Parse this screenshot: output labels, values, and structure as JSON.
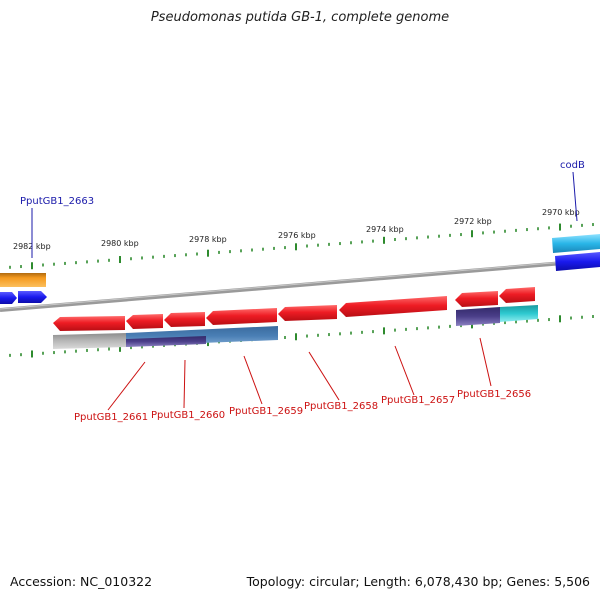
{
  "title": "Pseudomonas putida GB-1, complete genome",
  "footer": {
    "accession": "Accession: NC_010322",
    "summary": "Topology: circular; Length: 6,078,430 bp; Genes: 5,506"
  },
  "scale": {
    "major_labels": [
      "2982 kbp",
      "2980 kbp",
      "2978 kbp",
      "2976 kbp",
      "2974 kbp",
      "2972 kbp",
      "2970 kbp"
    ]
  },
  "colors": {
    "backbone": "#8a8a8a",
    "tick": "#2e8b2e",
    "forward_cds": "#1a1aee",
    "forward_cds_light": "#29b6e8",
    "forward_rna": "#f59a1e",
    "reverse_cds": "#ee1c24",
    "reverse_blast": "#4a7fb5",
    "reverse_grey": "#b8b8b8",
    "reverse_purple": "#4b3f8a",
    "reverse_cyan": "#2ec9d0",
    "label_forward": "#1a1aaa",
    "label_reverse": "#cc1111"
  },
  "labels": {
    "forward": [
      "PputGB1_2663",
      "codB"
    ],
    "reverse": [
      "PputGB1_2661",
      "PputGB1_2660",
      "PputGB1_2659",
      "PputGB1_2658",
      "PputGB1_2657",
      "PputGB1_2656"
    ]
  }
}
☆ ☆ ☆ ☆ ☆ ☆ ☆
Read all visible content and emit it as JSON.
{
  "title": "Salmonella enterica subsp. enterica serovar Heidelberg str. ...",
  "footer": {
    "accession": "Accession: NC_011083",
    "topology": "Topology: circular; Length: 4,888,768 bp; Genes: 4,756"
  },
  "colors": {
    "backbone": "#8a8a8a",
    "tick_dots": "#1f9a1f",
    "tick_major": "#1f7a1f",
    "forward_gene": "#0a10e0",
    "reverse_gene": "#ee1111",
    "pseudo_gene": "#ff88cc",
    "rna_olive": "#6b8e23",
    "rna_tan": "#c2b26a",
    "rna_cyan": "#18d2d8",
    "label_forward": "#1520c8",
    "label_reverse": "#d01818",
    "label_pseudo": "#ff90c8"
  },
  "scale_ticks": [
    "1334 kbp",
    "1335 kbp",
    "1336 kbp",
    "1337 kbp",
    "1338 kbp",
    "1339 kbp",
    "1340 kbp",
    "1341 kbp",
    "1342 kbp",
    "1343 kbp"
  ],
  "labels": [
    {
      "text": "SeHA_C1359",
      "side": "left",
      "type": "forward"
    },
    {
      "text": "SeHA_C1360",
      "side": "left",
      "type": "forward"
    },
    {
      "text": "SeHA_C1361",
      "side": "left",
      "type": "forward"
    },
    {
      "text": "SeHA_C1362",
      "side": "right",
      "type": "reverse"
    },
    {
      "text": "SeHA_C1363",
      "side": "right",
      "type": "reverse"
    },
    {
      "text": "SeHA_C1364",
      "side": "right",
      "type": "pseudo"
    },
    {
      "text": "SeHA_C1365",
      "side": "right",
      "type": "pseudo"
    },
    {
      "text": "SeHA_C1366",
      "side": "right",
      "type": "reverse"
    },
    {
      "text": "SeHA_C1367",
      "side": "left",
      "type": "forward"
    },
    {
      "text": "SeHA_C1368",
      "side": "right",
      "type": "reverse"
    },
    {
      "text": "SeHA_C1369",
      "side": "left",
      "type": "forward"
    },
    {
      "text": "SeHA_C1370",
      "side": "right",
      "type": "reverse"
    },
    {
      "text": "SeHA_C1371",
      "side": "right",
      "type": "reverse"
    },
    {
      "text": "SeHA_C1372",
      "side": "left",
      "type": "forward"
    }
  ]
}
☆ ☆ ☆ ☆ ☆ ☆ ☆
> [Work order] Give only the count of lines in this material that contain the string "Accession".

> [Task output] 2